<<<<

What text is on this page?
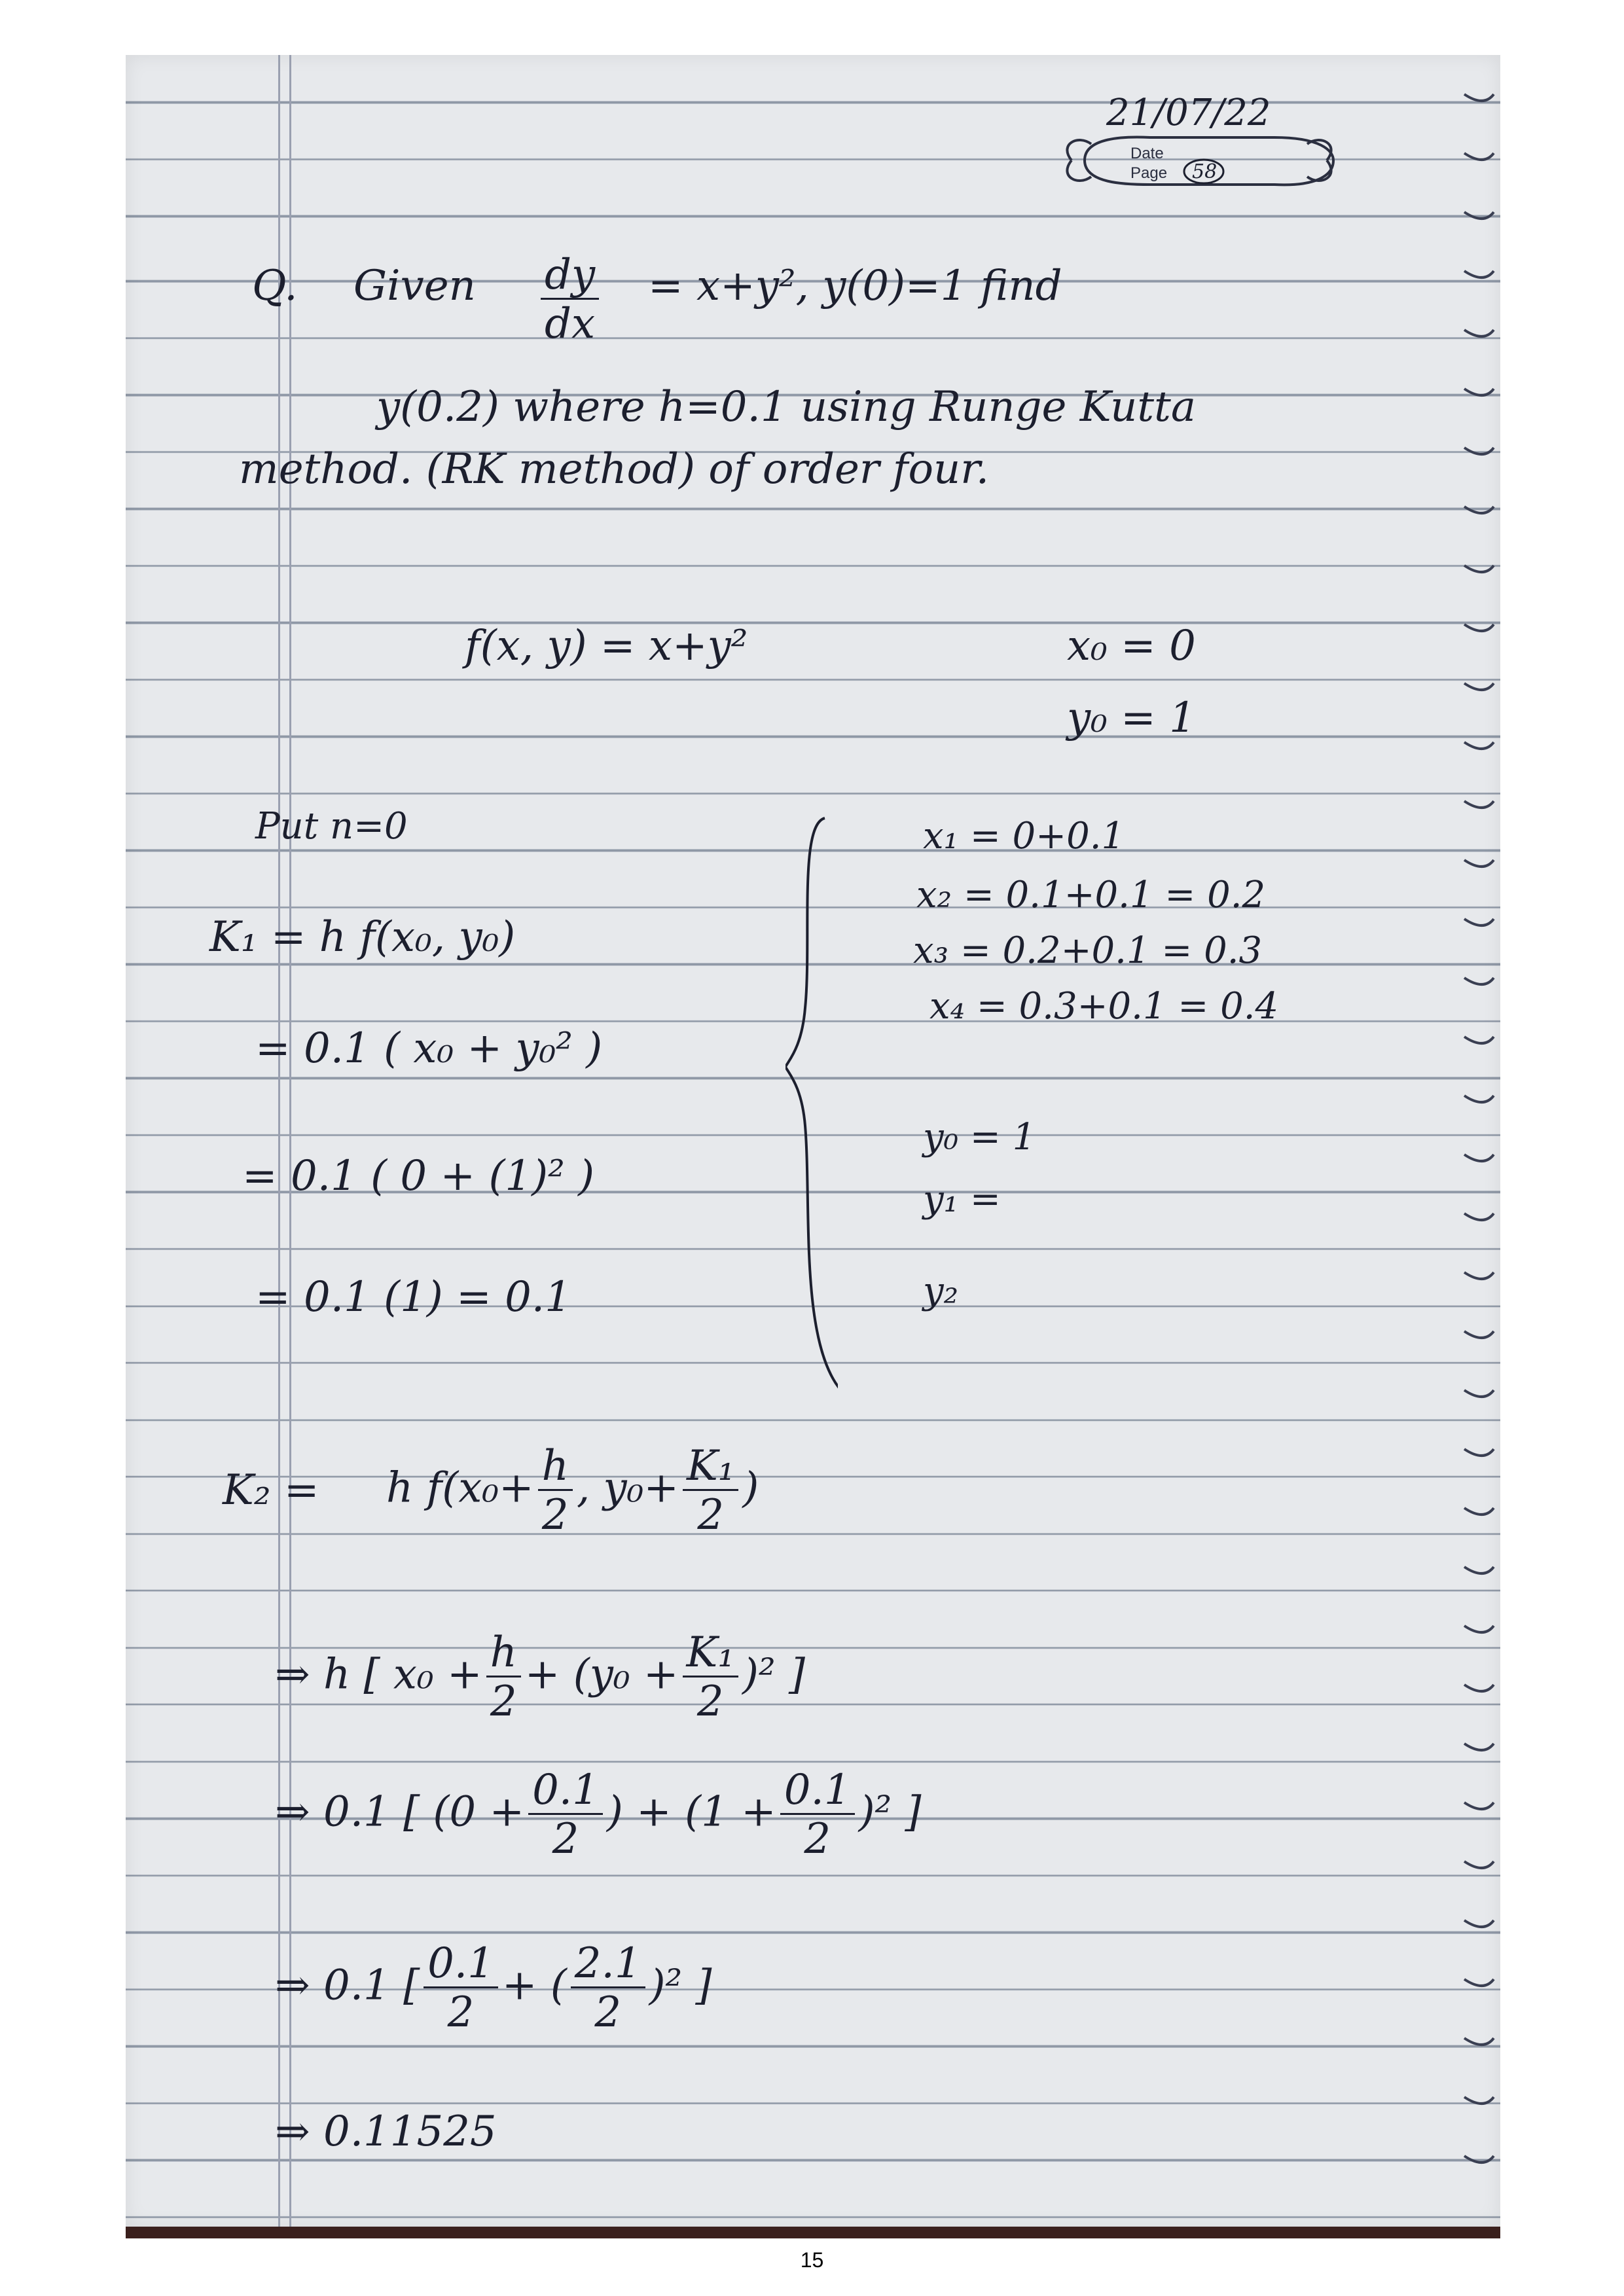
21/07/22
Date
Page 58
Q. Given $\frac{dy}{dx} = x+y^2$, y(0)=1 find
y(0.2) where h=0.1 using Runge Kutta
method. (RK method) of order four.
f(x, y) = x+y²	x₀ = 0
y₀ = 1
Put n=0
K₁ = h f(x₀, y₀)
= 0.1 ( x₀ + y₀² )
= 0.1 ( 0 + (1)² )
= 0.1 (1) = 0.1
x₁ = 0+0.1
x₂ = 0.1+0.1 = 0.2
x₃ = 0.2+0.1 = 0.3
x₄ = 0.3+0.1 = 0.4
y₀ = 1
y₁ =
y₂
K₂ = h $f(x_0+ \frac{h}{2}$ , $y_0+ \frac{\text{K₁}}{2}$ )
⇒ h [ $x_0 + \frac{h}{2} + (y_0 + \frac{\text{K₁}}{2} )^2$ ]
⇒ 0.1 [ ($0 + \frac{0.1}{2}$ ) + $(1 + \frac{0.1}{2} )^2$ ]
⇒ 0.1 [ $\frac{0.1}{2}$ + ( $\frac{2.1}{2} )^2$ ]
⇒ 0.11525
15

>>>>
<<<<

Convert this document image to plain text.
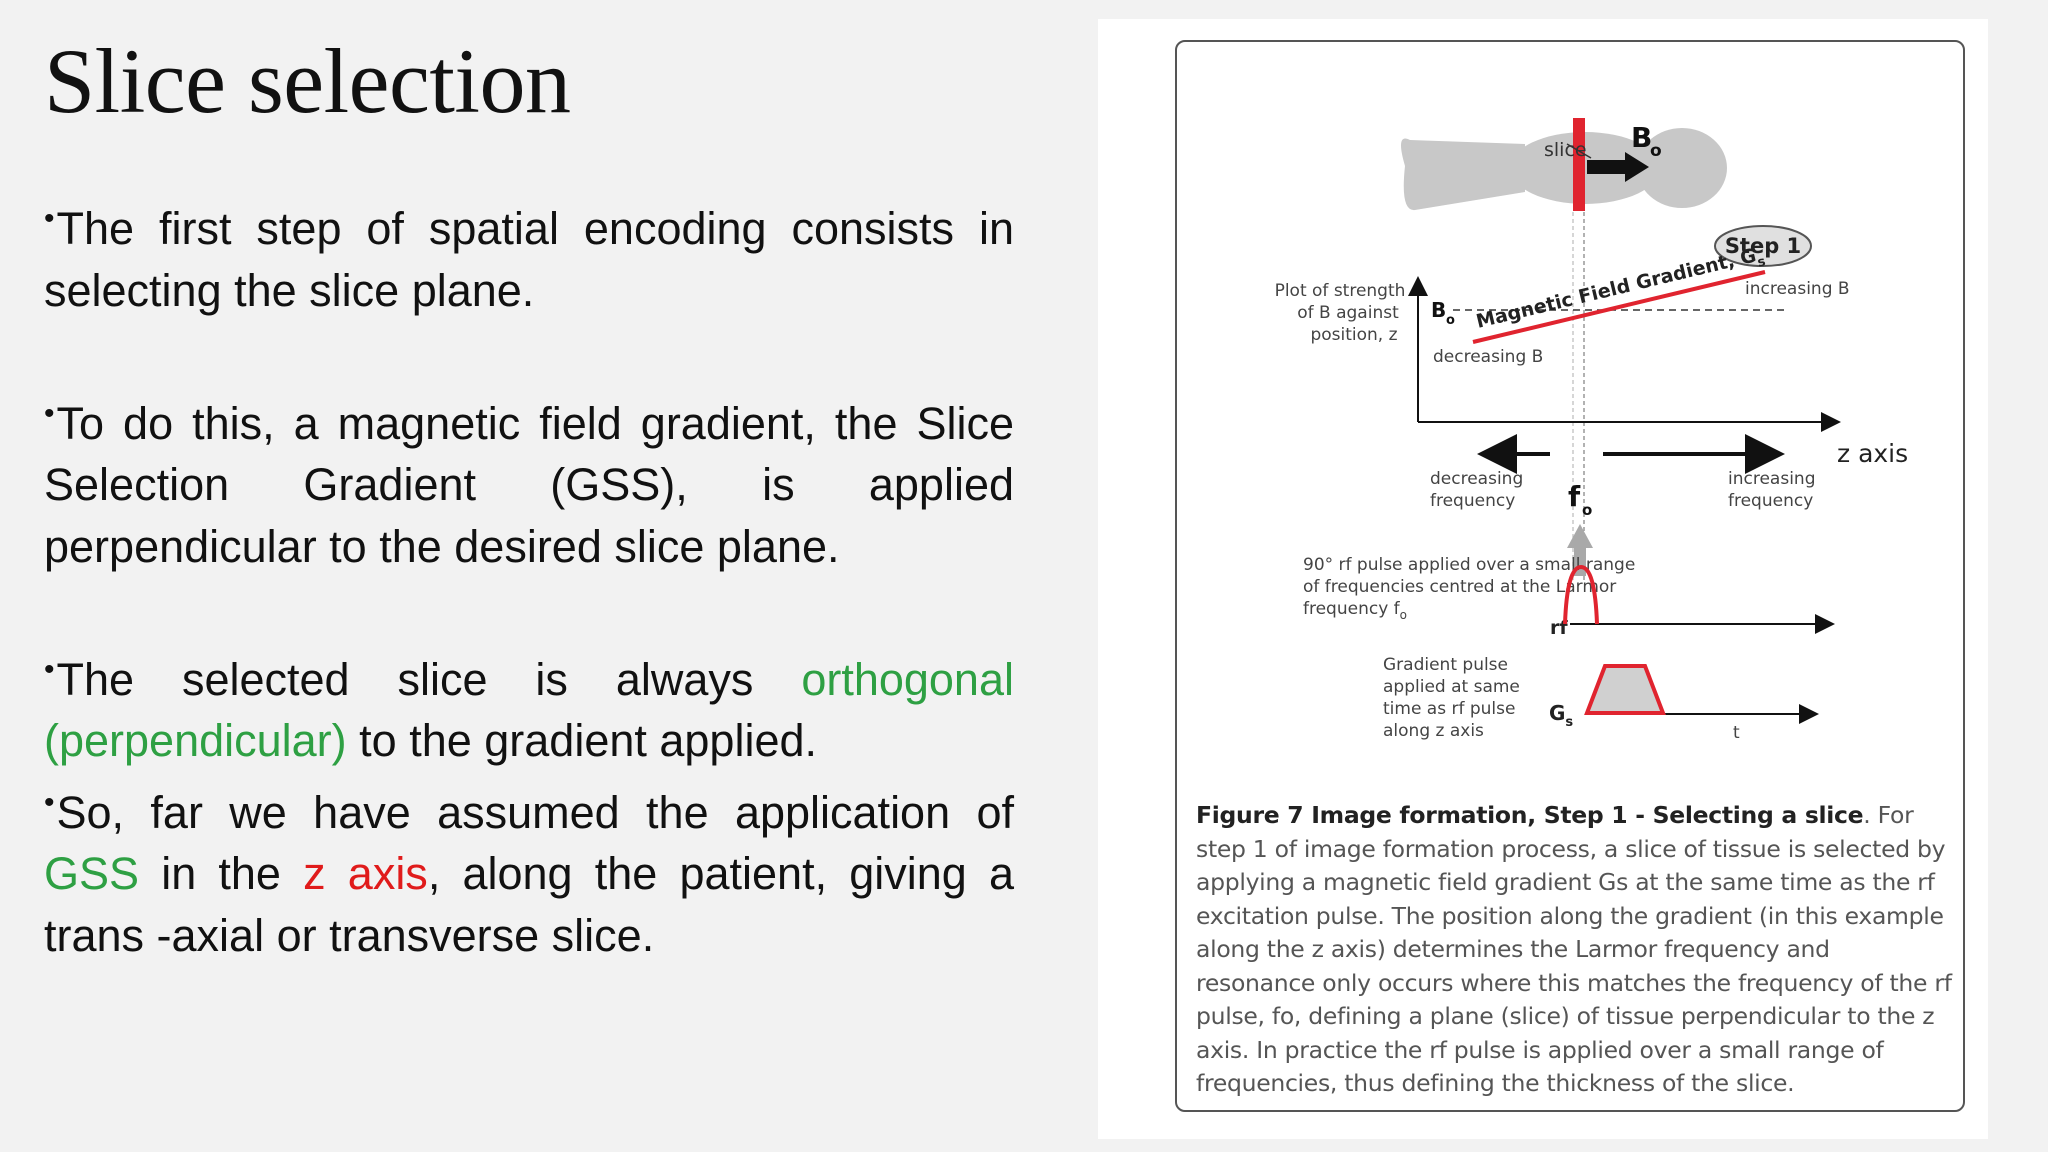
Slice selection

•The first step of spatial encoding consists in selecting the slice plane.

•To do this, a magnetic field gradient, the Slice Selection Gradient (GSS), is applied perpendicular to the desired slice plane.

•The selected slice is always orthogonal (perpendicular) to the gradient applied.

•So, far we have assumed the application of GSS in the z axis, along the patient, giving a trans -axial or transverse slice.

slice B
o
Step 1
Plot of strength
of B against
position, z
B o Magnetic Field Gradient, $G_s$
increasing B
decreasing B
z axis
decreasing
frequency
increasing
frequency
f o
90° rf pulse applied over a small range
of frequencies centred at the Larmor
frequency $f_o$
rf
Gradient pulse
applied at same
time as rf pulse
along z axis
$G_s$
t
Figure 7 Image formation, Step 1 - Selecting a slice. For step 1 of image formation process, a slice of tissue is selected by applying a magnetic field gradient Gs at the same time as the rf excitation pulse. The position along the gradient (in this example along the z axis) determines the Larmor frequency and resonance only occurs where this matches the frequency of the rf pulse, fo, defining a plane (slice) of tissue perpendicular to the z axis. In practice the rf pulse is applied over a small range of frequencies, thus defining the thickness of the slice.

>>>>

_Task description_. Write out every line of the entries that holds the word "where".

_Answer for this exercise_.
y(0.2) where h=0.1 using Runge Kutta
Figure 7 Image formation, Step 1 - Selecting a slice. For step 1 of image formation process, a slice of tissue is selected by applying a magnetic field gradient Gs at the same time as the rf excitation pulse. The position along the gradient (in this example along the z axis) determines the Larmor frequency and resonance only occurs where this matches the frequency of the rf pulse, fo, defining a plane (slice) of tissue perpendicular to the z axis. In practice the rf pulse is applied over a small range of frequencies, thus defining the thickness of the slice.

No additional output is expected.